▸ **Extrait du document**:
☆ ☆ ☆ ☆

La lettre d’Albert Pike à Mazzini (2)

 

Lisez la première partie de cet article

D’autre part, nous n’avons pas à nous préoccuper d’état de transition du groupe indien ; car ses prêtres sont d’ores et déjà dans la vraie lumière.

C’est pourquoi, à l’heure marquée dans le livre des cieux, c’est à dire quand le catholicisme romain aura atteint son dernier maximum d’adeptes par la réunion des orthodoxes ou schismatiques, il trouvera en face de lui plus d’un milliard de catholiques lucifériens.

La question se résume, en conséquence, à ceci : il faut que nous soyons prêts, lorsque nous nous trouverons être un milliard et plus, faisant enfin flotter haut nos étendards, à produire l’explosion qui fera sauter le Temple d’Adonai ; alors, en d’autres termes, la superstition devra être tellement impuissante et ruinée, que ses adeptes viendront d’eux-mêmes se fondre dans nos rangs, – et les miracles éclatants qui ouvriront leurs yeux nous sont promis, – et que, s’il reste à ce moment encore quelques prêtres obstinés à vouloir prêcher le dieu-Mauvais, leur extermination s’exécutera sans aucune difficulté.

Comment donc tout doit-il être dirigé pour que nous parvenions graduellement et paisiblement à cette échéance inéluctable ?

La tactique est variable, selon que nous manœuvrons en pays où domine l’élément catholique romain ou bien en pays où domine l’élément protestant, pour parler ici du groupe chrétien.

L’œuvre principale est celle qui a pour but de transformer les catholiques romains en libres-penseurs déistes. Nous devons nous y appliquer de toutes nos forces ; car ce sera la transition du plus grand nombre. L’expérience a démontré que peu nombreuses sont les âmes privilégiées qui s’arrachent d’un seul bon à l’abîme de l’obscurantisme pour prendre leur vol hardi dans l’éther des divines et vivifiantes lumières.

Pour cela, il faut conquérir les sièges du gouvernement de ces peuples ; tout est là. Soit dans les républiques, soit dans les états monarchiques, nous devons faire promulguer des lois, annihilant partout l’influence des prêtres de la superstition et de leurs auxiliaires, les moines qui se mêlent au peuple et les nonnes qui entretiennent les âmes dans l’erreur, en se couvrant du manteau d’une trompeuse bienfaisance. Il faudra, d’une part, au moyen de la presse dont nous inspirons les écrivains, montrer combien est avilissante pour la dignité humaine l’aumône des mauvais catholiques, et cela en faisant ressortir que l’individu a droit au bien-être par des réformes sociales et non par des secours d’une routinière charité, et, d’autre part, au moyen des parlements législateurs ou n’importe comment, disperser les congrégations impopulaires, ruiner adroitement celles que des préjugés profanes à ménager encore, en un mot, faire disparaître tout ce qui est moine ou nonne.

☆ ☆ ☆ ☆

▸ **Données de l'exercice**:
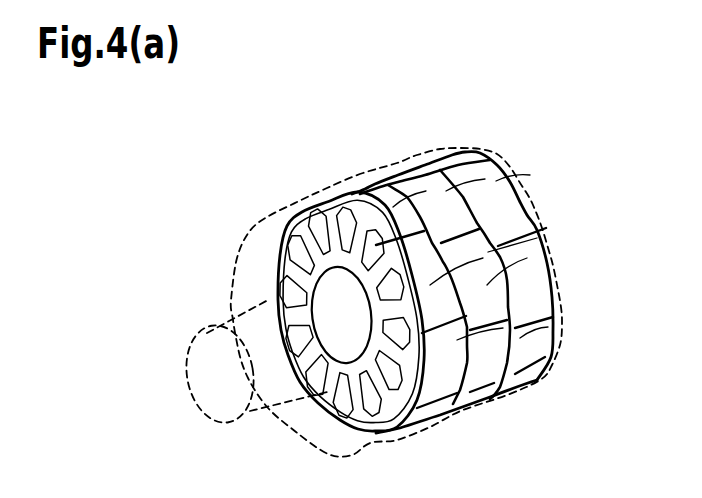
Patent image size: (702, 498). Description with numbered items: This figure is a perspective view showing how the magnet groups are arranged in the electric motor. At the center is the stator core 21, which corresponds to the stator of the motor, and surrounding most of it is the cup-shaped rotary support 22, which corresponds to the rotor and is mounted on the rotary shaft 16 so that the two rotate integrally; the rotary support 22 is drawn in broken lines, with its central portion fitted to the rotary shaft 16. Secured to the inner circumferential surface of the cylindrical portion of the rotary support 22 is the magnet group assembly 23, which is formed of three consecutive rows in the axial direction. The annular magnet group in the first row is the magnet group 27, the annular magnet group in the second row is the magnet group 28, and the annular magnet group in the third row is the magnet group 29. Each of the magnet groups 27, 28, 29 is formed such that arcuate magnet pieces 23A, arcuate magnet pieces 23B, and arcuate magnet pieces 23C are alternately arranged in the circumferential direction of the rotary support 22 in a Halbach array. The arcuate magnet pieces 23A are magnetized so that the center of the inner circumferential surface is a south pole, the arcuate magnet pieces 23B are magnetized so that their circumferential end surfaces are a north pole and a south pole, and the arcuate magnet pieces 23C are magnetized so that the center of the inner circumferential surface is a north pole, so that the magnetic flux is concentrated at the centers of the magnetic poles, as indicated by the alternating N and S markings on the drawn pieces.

The rotary shaft 16 is at (203, 397).
The stator core 21 is at (284, 263).
The rotary support 22 is at (252, 228).
The magnet group assembly 23 is at (450, 235).
The arcuate magnet piece 23A is at (488, 176).
The arcuate magnet piece 23B is at (486, 268).
The arcuate magnet piece 23C is at (517, 330).
The magnet group 27 is at (357, 194).
The magnet group 28 is at (393, 187).
The magnet group 29 is at (499, 229).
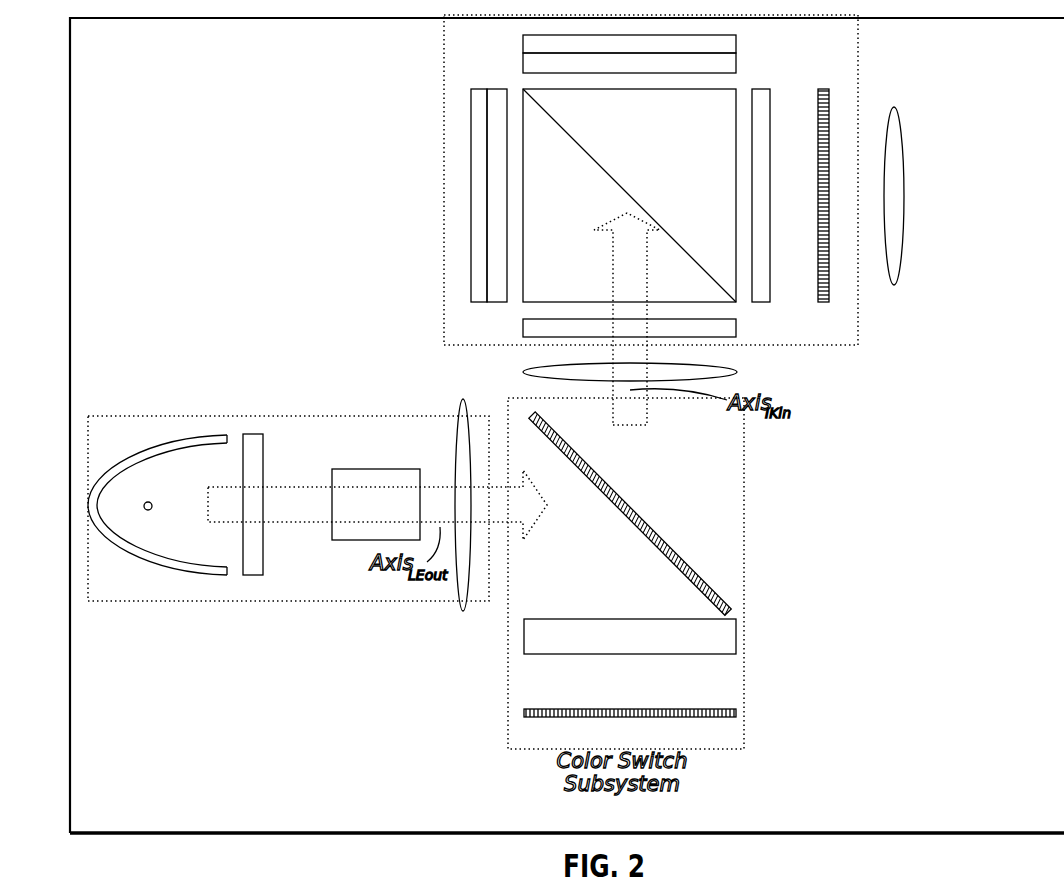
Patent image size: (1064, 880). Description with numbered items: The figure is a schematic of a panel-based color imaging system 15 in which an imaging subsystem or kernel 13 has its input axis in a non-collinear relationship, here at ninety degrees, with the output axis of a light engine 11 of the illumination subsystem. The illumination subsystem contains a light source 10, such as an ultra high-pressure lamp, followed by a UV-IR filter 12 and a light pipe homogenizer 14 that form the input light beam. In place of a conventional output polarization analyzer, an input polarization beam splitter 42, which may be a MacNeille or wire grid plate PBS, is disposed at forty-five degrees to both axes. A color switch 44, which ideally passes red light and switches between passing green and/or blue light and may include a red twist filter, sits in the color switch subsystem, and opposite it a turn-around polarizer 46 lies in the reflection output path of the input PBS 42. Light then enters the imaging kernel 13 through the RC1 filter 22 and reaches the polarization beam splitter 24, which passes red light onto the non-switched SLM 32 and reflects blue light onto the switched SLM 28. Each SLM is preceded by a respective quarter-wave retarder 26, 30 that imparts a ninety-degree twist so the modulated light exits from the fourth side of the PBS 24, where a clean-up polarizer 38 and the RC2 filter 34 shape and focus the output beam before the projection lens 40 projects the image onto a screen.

The light source 10 is at (175, 441).
The light engine 11 is at (291, 652).
The UV-IR filter 12 is at (253, 434).
The imaging subsystem or kernel 13 is at (353, 180).
The light pipe homogenizer 14 is at (380, 469).
The panel-based color imaging system 15 is at (422, 835).
The RC1 filter 22 is at (523, 336).
The polarization beam splitter 24 is at (721, 117).
The quarter-wave retarder 26 is at (501, 89).
The first spatial light modulator 28 is at (471, 192).
The quarter-wave retarder 30 is at (736, 62).
The second spatial light modulator 32 is at (736, 40).
The RC2 filter 34 is at (762, 302).
The clean-up polarizer 38 is at (823, 302).
The projection lens 40 is at (895, 107).
The input polarization beam splitter 42 is at (532, 415).
The color switch 44 is at (736, 636).
The turn-around polarizer 46 is at (736, 713).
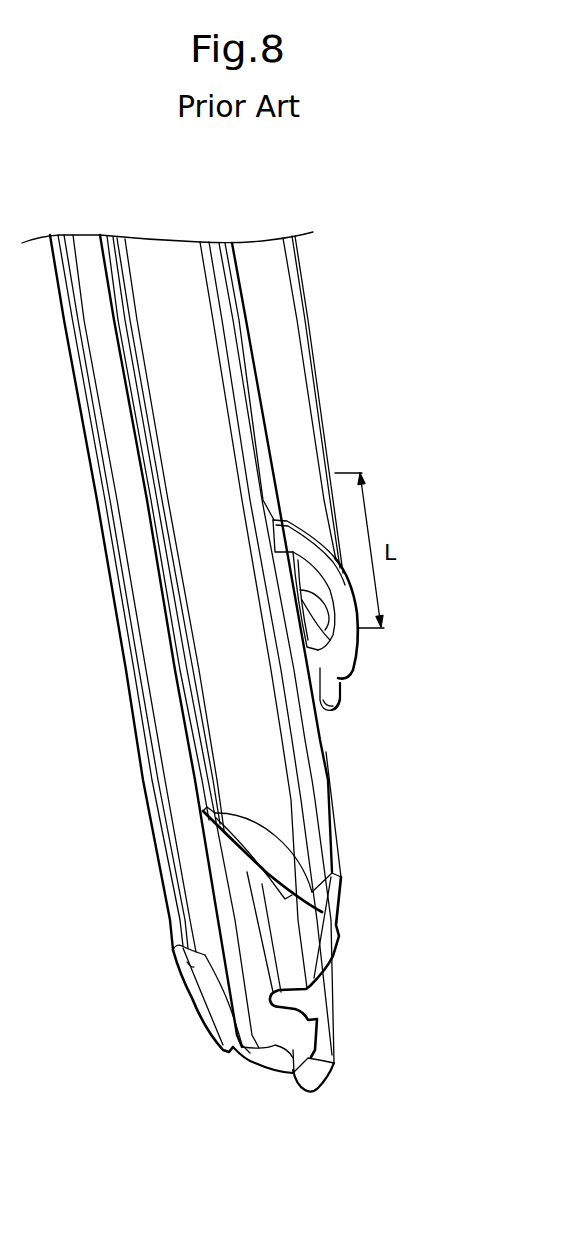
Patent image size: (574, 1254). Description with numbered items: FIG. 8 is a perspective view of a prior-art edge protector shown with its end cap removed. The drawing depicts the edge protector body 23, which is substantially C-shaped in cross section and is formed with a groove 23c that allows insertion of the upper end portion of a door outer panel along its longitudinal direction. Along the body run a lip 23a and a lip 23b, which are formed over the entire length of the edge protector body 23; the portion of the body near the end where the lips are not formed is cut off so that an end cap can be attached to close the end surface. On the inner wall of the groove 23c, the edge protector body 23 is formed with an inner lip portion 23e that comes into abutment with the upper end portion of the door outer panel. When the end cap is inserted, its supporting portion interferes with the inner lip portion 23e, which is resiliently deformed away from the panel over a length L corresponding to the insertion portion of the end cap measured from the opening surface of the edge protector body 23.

The edge protector body 23 is at (360, 827).
The lip 23a is at (178, 948).
The lip 23b is at (262, 847).
The groove 23c is at (343, 693).
The inner lip portion 23e is at (350, 670).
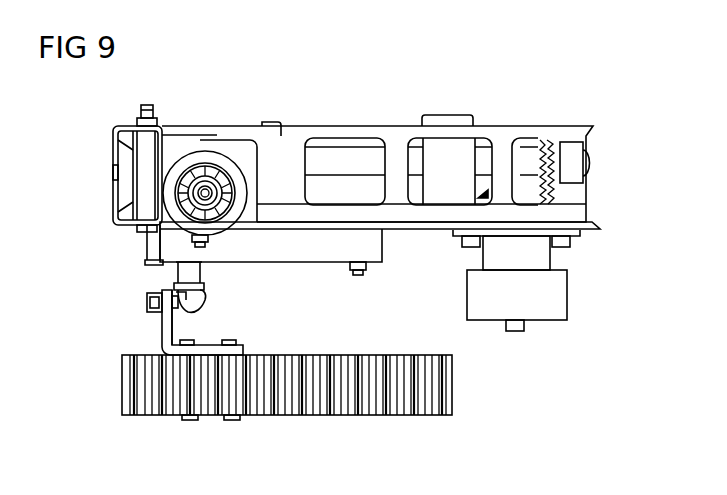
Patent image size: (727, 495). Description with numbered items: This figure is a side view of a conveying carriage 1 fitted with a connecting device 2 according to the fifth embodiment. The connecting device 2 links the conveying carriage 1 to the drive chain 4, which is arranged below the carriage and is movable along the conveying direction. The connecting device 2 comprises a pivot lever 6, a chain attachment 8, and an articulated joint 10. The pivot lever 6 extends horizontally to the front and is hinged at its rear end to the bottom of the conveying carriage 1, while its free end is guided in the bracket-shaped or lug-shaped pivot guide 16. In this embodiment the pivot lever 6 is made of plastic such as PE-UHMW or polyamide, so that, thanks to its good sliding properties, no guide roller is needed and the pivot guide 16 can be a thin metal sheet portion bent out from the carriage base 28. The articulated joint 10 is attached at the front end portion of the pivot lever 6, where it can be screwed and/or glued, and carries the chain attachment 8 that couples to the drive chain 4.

The conveying carriage 1 is at (322, 94).
The connecting device 2 is at (124, 294).
The drive chain 4 is at (356, 412).
The pivot lever 6 is at (302, 262).
The chain attachment 8 is at (160, 344).
The articulated joint 10 is at (276, 277).
The pivot guide 16 is at (148, 258).
The carriage base 28 is at (582, 214).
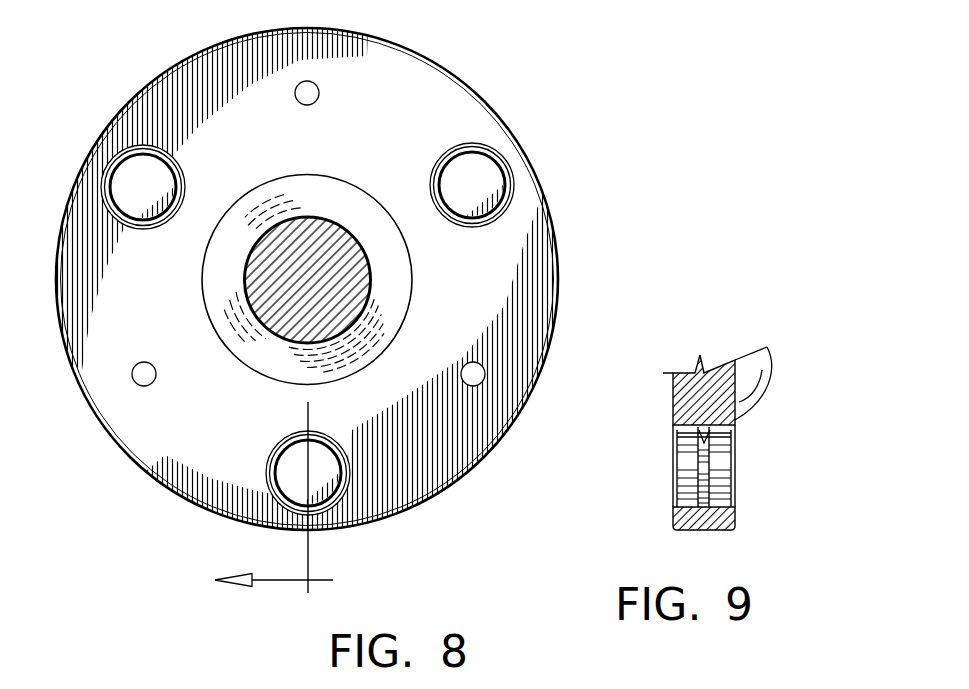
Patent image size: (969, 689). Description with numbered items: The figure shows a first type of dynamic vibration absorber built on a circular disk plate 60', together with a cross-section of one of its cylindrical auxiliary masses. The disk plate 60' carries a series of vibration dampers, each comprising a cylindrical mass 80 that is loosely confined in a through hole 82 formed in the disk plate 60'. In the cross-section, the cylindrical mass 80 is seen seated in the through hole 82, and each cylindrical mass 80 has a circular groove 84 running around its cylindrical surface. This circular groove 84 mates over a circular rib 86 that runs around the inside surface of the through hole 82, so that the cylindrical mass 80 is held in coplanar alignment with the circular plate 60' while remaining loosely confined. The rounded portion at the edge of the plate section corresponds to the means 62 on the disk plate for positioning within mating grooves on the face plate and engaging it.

In FIG. 8, the circular disk plate 60' is at (307, 312).
In FIG. 9, the circular disk plate 60' is at (677, 389).
In FIG. 8, the cylindrical mass 80 is at (467, 173).
In FIG. 9, the cylindrical mass 80 is at (673, 467).
In FIG. 8, the through hole 82 is at (510, 167).
In FIG. 9, the means for positioning 62 is at (771, 380).
In FIG. 9, the circular groove 84 is at (703, 468).
In FIG. 9, the circular rib 86 is at (710, 447).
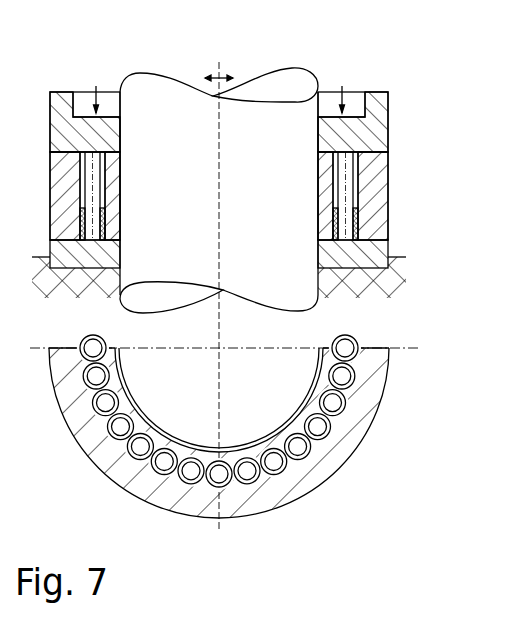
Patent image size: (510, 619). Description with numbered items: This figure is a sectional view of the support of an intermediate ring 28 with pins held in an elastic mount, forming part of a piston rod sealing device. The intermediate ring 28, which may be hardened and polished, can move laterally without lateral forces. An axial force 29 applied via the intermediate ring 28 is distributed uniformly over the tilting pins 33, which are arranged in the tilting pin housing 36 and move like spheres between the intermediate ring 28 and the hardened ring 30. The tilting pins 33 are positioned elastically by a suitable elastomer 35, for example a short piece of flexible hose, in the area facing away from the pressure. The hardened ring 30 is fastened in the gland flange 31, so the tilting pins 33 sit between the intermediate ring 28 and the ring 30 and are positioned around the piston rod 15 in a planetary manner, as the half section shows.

The piston rod 15 is at (303, 293).
The intermediate ring 28 is at (390, 112).
The axial force 29 is at (350, 85).
The hardened ring 30 is at (390, 248).
The gland flange 31 is at (394, 282).
The tilting pins 33 is at (356, 171).
The elastomer 35 is at (360, 222).
The tilting pin housing 36 is at (390, 195).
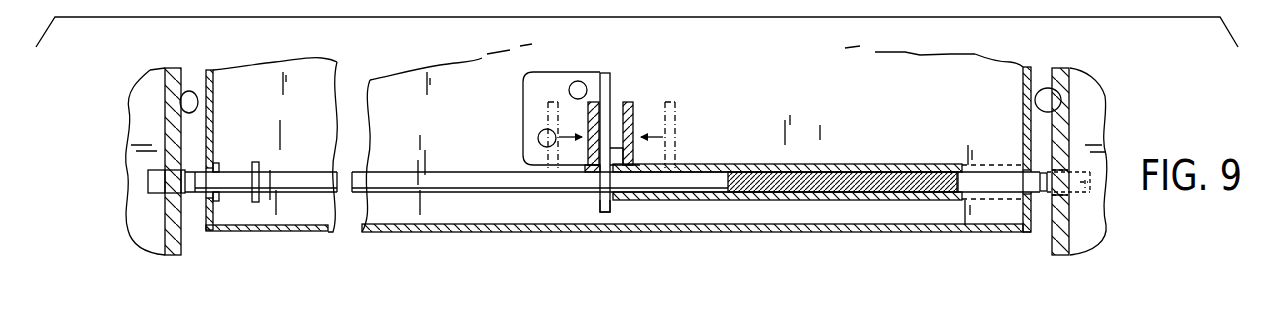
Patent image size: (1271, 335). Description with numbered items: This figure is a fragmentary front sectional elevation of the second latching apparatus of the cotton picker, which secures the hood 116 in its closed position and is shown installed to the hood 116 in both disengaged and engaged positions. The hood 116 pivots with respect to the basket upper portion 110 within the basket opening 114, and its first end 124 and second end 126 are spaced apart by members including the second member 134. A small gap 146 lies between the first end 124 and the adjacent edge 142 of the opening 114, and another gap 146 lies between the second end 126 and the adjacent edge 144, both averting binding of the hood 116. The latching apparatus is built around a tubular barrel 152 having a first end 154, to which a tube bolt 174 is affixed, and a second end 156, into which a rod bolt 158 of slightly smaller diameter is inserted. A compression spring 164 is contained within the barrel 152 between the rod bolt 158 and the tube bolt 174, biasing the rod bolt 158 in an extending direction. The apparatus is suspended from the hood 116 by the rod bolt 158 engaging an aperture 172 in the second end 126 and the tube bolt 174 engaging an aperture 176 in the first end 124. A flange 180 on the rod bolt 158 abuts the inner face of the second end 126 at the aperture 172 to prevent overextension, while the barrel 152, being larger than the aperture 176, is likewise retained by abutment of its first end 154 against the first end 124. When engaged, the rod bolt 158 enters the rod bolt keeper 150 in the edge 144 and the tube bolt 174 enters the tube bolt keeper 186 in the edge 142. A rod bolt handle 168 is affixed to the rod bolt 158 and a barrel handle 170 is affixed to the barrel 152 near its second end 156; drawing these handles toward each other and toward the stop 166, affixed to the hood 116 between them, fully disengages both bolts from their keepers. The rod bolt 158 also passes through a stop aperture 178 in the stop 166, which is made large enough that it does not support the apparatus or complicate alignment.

The basket upper portion 110 is at (125, 128).
The opening 114 is at (370, 83).
The hood 116 is at (705, 233).
The first end 124 is at (1022, 118).
The second end 126 is at (214, 80).
The second member 134 is at (414, 119).
The edge 142 is at (1066, 110).
The edge 144 is at (186, 95).
The gap 146 is at (197, 78).
The rod bolt keeper 150 is at (165, 205).
The barrel 152 is at (797, 164).
The first end 154 is at (1025, 231).
The second end 156 is at (598, 168).
The rod bolt 158 is at (233, 170).
The compression spring 164 is at (918, 172).
The stop 166 is at (610, 85).
The rod bolt handle 168 is at (595, 101).
The barrel handle 170 is at (635, 96).
The aperture 172 is at (200, 203).
The tube bolt 174 is at (1002, 165).
The aperture 176 is at (1034, 199).
The stop aperture 178 is at (601, 197).
The flange 180 is at (259, 163).
The tube bolt keeper 186 is at (1063, 163).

☆ ☆ ☆ ☆

▸ **Ce que vous ferez**:
#1 Recopiez fidèlement l'extrait, en commençant par « La question se » et en allant jusqu'à « sans aucune difficulté. ».
#2 Transcrivez à l'identique les lignes des enregistrements, en commençant par la ligne qui contient « Patent image size: (510, 619). » et en allant jusqu'à celle qui contient « The tilting pin housing 36 is at (390, 195). », ces deux lignes comprises.
L'extrait et les enregistrements constituent deux supports indépendants l'un de l'autre.

▸ **Corrigé des exercices**:
#1
La question se résume, en conséquence, à ceci : il faut que nous soyons prêts, lorsque nous nous trouverons être un milliard et plus, faisant enfin flotter haut nos étendards, à produire l’explosion qui fera sauter le Temple d’Adonai ; alors, en d’autres termes, la superstition devra être tellement impuissante et ruinée, que ses adeptes viendront d’eux-mêmes se fondre dans nos rangs, – et les miracles éclatants qui ouvriront leurs yeux nous sont promis, – et que, s’il reste à ce moment encore quelques prêtres obstinés à vouloir prêcher le dieu-Mauvais, leur extermination s’exécutera sans aucune difficulté.

#2
Patent image size: (510, 619). Description with numbered items: This figure is a sectional view of the support of an intermediate ring 28 with pins held in an elastic mount, forming part of a piston rod sealing device. The intermediate ring 28, which may be hardened and polished, can move laterally without lateral forces. An axial force 29 applied via the intermediate ring 28 is distributed uniformly over the tilting pins 33, which are arranged in the tilting pin housing 36 and move like spheres between the intermediate ring 28 and the hardened ring 30. The tilting pins 33 are positioned elastically by a suitable elastomer 35, for example a short piece of flexible hose, in the area facing away from the pressure. The hardened ring 30 is fastened in the gland flange 31, so the tilting pins 33 sit between the intermediate ring 28 and the ring 30 and are positioned around the piston rod 15 in a planetary manner, as the half section shows.

The piston rod 15 is at (303, 293).
The intermediate ring 28 is at (390, 112).
The axial force 29 is at (350, 85).
The hardened ring 30 is at (390, 248).
The gland flange 31 is at (394, 282).
The tilting pins 33 is at (356, 171).
The elastomer 35 is at (360, 222).
The tilting pin housing 36 is at (390, 195).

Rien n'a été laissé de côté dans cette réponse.